(Region and label listings)
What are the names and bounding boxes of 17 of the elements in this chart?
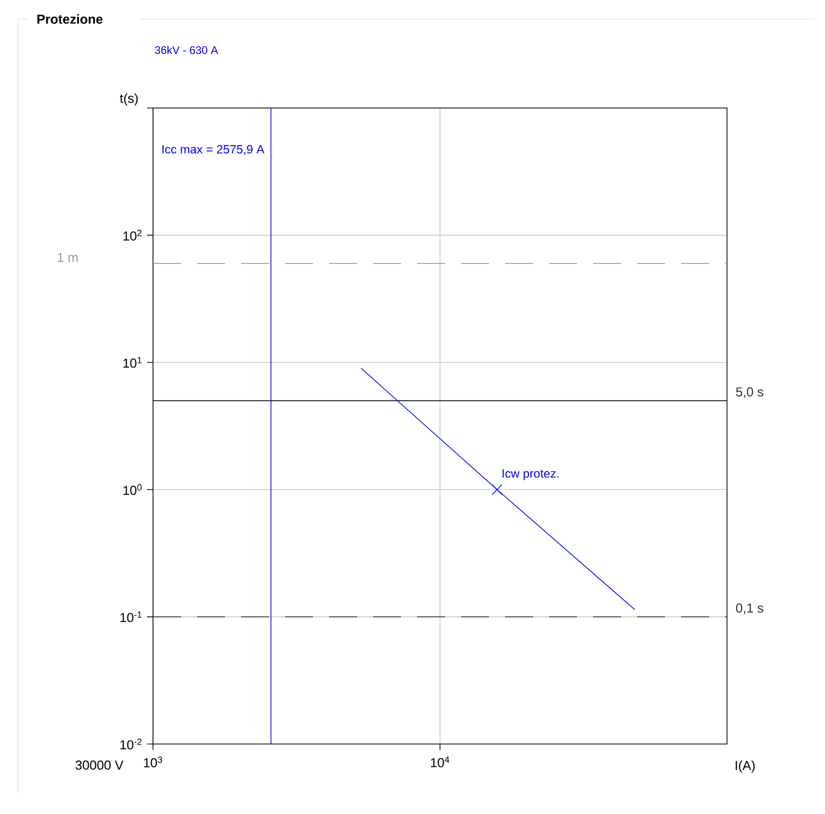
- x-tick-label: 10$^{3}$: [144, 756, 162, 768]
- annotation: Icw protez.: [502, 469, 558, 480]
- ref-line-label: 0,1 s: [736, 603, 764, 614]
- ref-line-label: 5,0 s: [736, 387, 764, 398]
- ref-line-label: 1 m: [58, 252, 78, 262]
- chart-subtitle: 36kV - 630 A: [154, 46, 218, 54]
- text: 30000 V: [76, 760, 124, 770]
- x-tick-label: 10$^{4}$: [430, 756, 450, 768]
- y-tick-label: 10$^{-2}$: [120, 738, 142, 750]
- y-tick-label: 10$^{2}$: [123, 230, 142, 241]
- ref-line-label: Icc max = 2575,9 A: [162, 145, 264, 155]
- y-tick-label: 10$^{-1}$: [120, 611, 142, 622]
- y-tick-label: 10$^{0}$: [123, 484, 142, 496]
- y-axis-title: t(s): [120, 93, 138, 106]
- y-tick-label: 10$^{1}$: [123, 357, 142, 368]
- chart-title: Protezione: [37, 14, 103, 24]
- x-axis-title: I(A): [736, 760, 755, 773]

**STATED PROBLEM**
Return all the rows above verbatim, leaving out the pictures.

**COMPLETED EXERCISE**
What are the names and bounding boxes of 17 of the elements in this chart?
- x-tick-label: 10$^{3}$: [144, 756, 162, 768]
- annotation: Icw protez.: [502, 469, 558, 480]
- ref-line-label: 0,1 s: [736, 603, 764, 614]
- ref-line-label: 5,0 s: [736, 387, 764, 398]
- ref-line-label: 1 m: [58, 252, 78, 262]
- chart-subtitle: 36kV - 630 A: [154, 46, 218, 54]
- text: 30000 V: [76, 760, 124, 770]
- x-tick-label: 10$^{4}$: [430, 756, 450, 768]
- y-tick-label: 10$^{-2}$: [120, 738, 142, 750]
- y-tick-label: 10$^{2}$: [123, 230, 142, 241]
- ref-line-label: Icc max = 2575,9 A: [162, 145, 264, 155]
- y-tick-label: 10$^{-1}$: [120, 611, 142, 622]
- y-tick-label: 10$^{0}$: [123, 484, 142, 496]
- y-axis-title: t(s): [120, 93, 138, 106]
- y-tick-label: 10$^{1}$: [123, 357, 142, 368]
- chart-title: Protezione: [37, 14, 103, 24]
- x-axis-title: I(A): [736, 760, 755, 773]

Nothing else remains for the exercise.